__AIM OF THE TASK__
In the listing below, locate the lines that hold "enhet" and copy them.

(Stored entries)
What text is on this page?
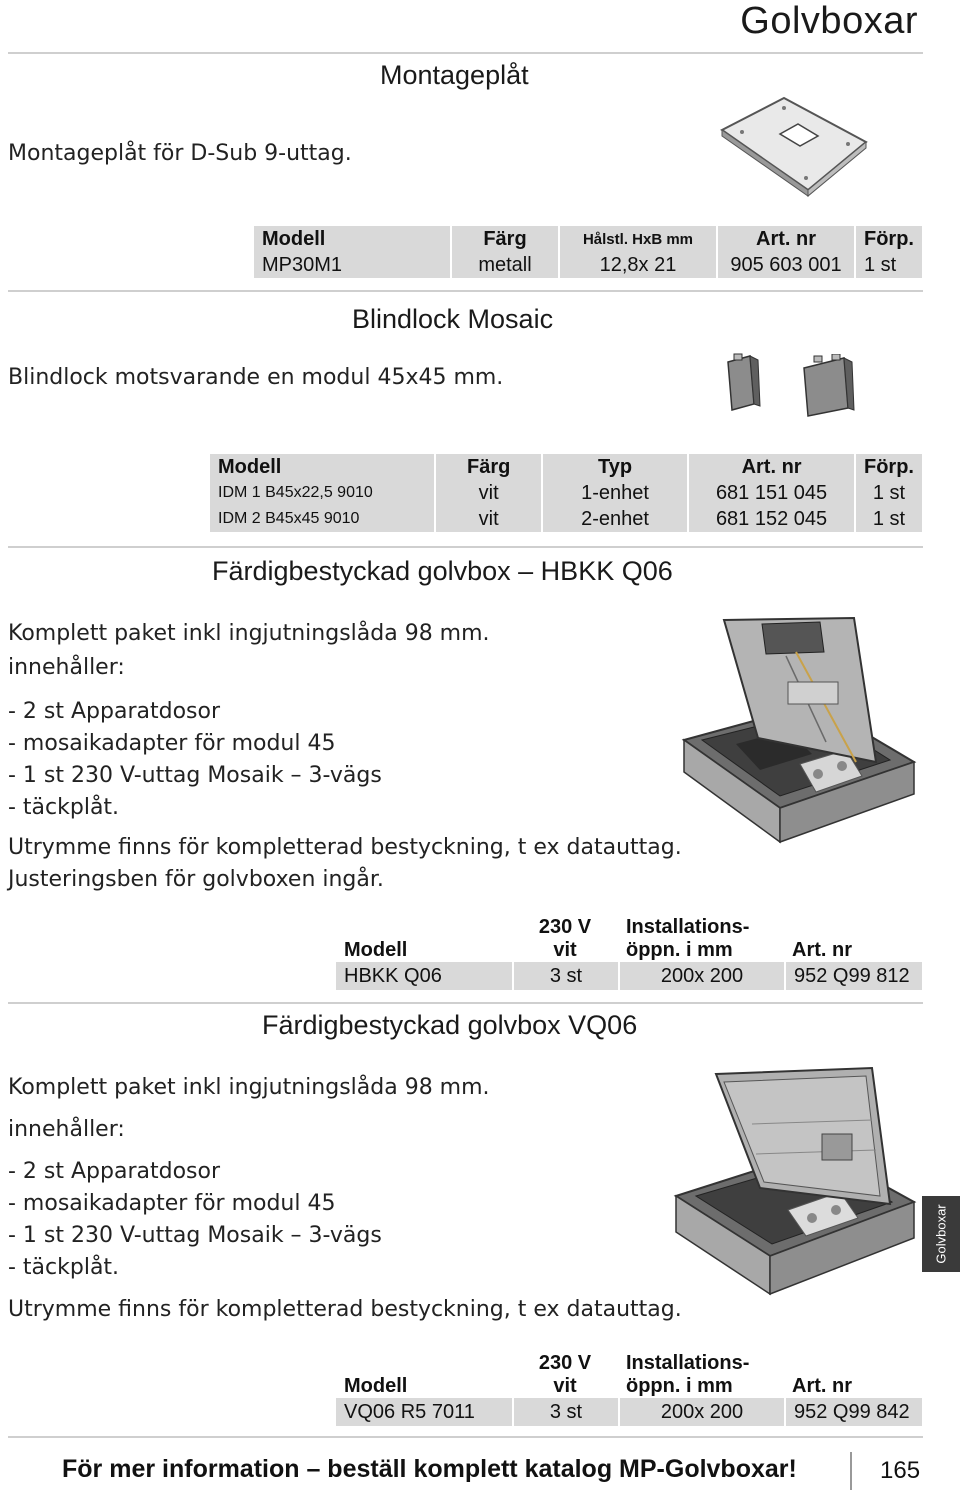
Golvboxar
Montageplåt
Montageplåt för D-Sub 9-uttag.
Modell	Färg	Hålstl. HxB mm	Art. nr	Förp.
MP30M1	metall	12,8x 21	905 603 001	1 st
Blindlock Mosaic
Blindlock motsvarande en modul 45x45 mm.
Modell	Färg	Typ	Art. nr	Förp.
IDM 1 B45x22,5 9010	vit	1-enhet	681 151 045	1 st
IDM 2 B45x45 9010	vit	2-enhet	681 152 045	1 st
Färdigbestyckad golvbox – HBKK Q06
Komplett paket inkl ingjutningslåda 98 mm.
innehåller:
- 2 st Apparatdosor
- mosaikadapter för modul 45
- 1 st 230 V-uttag Mosaik – 3-vägs
- täckplåt.
Utrymme finns för kompletterad bestyckning, t ex datauttag.
Justeringsben för golvboxen ingår.
	230 V	Installations-	
Modell	vit	öppn. i mm	Art. nr
HBKK Q06	3 st	200x 200	952 Q99 812
Färdigbestyckad golvbox VQ06
Komplett paket inkl ingjutningslåda 98 mm.
innehåller:
- 2 st Apparatdosor
- mosaikadapter för modul 45
- 1 st 230 V-uttag Mosaik – 3-vägs
- täckplåt.
Utrymme finns för kompletterad bestyckning, t ex datauttag.
	230 V	Installations-	
Modell	vit	öppn. i mm	Art. nr
VQ06 R5 7011	3 st	200x 200	952 Q99 842
Golvboxar
För mer information – beställ komplett katalog MP-Golvboxar!	165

__RESULT OF THE EXERCISE__
IDM 1 B45x22,5 9010	vit	1-enhet	681 151 045	1 st
IDM 2 B45x45 9010	vit	2-enhet	681 152 045	1 st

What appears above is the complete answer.